*What you need to do*: Please copy the data below word for word, beginning at the line that contains "x-tick-label: 2: [337, 362, 345, 373]" and stopping after the line that contains "x-tick-label: 2: [338, 888, 345, 899]".

(Annotated element entries)
****************

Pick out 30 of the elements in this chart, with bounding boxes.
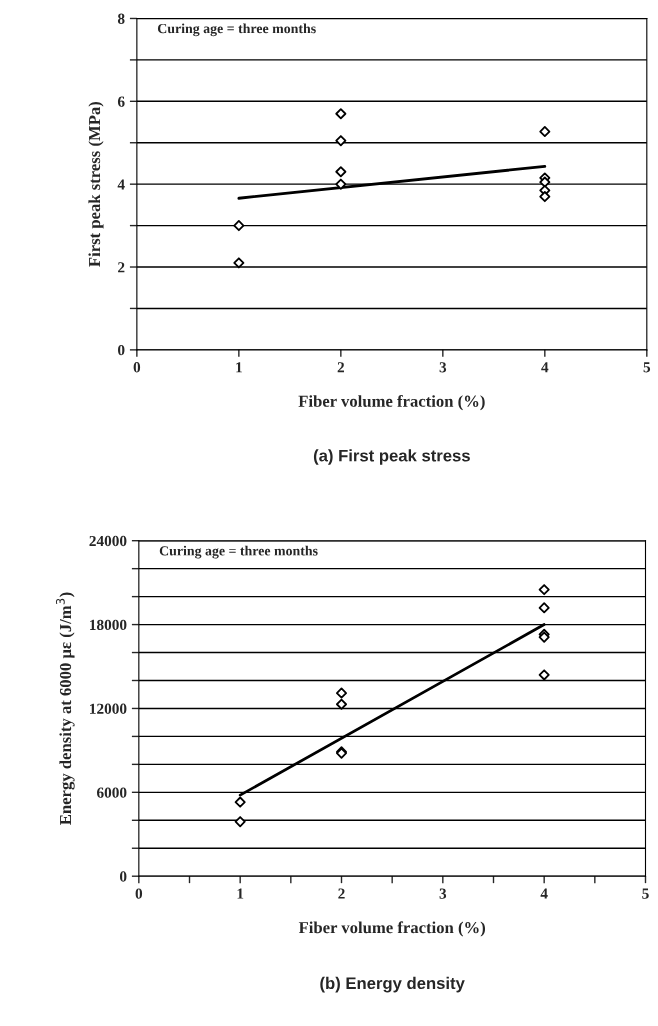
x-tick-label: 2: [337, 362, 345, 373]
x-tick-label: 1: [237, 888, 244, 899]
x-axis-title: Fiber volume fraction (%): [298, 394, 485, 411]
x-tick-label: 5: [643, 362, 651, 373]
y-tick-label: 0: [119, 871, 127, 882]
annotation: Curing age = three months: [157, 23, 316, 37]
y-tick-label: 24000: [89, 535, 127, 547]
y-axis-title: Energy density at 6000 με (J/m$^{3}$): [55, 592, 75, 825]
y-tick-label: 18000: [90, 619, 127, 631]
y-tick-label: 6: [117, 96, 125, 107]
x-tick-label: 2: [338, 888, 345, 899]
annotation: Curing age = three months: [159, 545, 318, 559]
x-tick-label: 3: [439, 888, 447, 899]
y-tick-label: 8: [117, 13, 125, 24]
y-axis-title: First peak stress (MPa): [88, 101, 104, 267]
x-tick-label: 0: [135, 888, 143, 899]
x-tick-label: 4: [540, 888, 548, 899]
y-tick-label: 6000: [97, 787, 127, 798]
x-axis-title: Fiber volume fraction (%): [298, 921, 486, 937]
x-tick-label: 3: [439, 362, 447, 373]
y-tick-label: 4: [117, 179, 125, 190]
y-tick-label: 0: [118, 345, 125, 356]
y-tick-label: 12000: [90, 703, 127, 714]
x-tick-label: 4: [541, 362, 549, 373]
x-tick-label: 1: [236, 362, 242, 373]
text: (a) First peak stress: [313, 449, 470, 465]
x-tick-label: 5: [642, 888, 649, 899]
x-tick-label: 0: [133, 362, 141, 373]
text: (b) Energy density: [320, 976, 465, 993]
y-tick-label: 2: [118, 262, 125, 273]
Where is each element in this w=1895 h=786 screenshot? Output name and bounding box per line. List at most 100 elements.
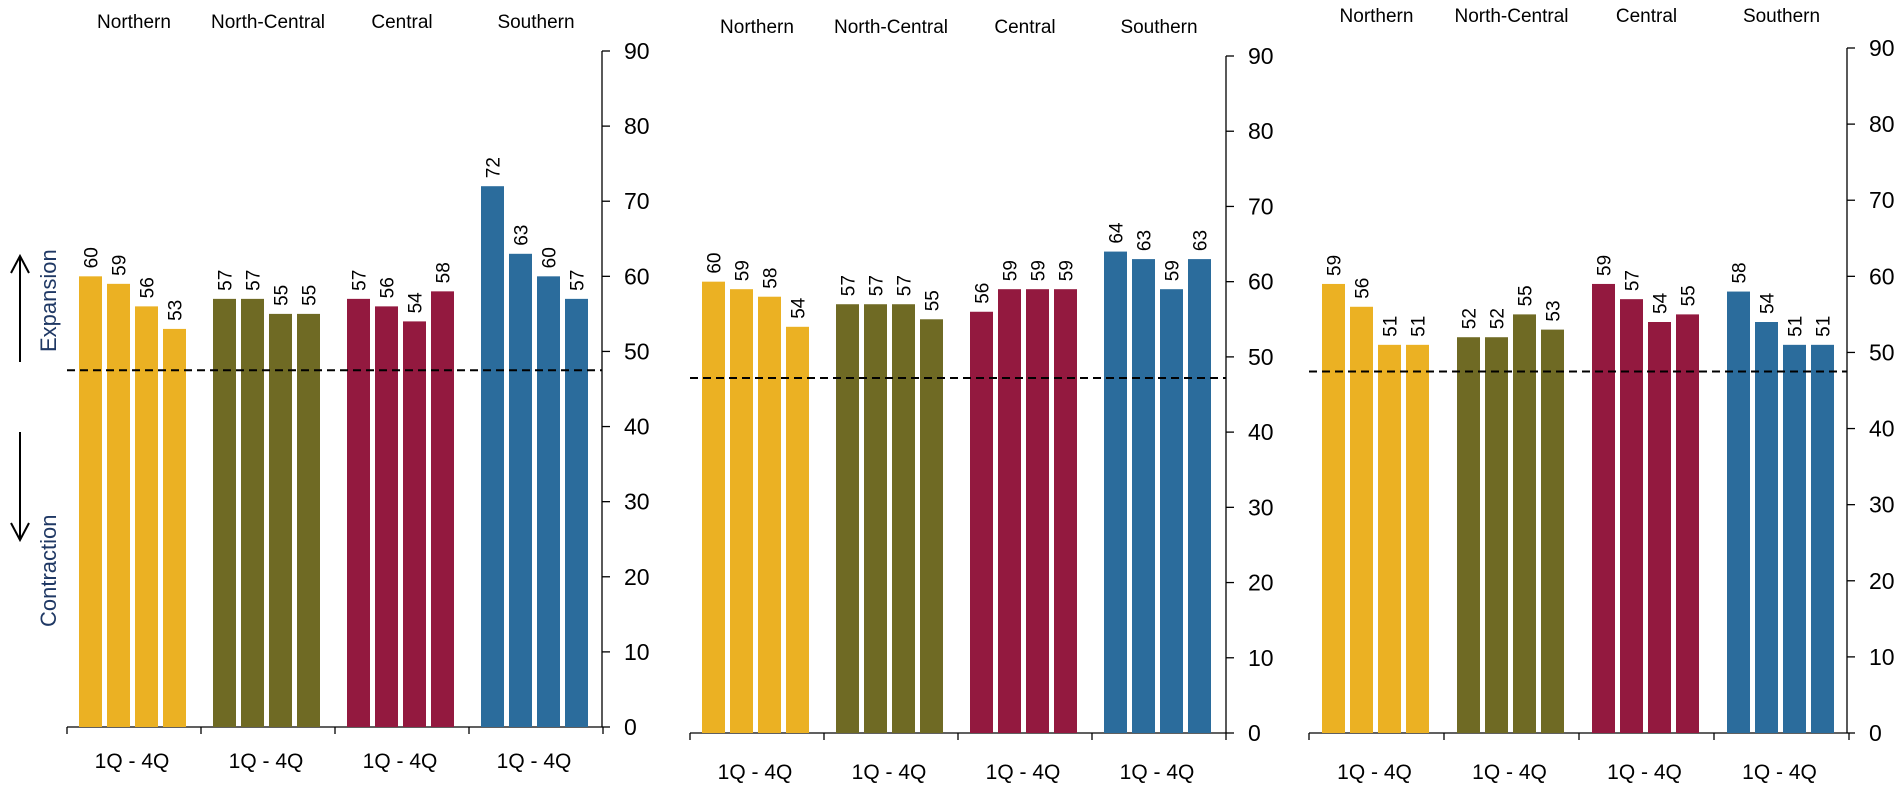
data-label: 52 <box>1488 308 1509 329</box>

****************

*Solution for this task*:
x-tick-label: 2: [337, 362, 345, 373]
x-tick-label: 1: [237, 888, 244, 899]
x-axis-title: Fiber volume fraction (%): [298, 394, 485, 411]
x-tick-label: 5: [643, 362, 651, 373]
y-tick-label: 0: [119, 871, 127, 882]
annotation: Curing age = three months: [157, 23, 316, 37]
y-tick-label: 24000: [89, 535, 127, 547]
y-axis-title: Energy density at 6000 με (J/m$^{3}$): [55, 592, 75, 825]
y-tick-label: 18000: [90, 619, 127, 631]
y-tick-label: 6: [117, 96, 125, 107]
x-tick-label: 2: [338, 888, 345, 899]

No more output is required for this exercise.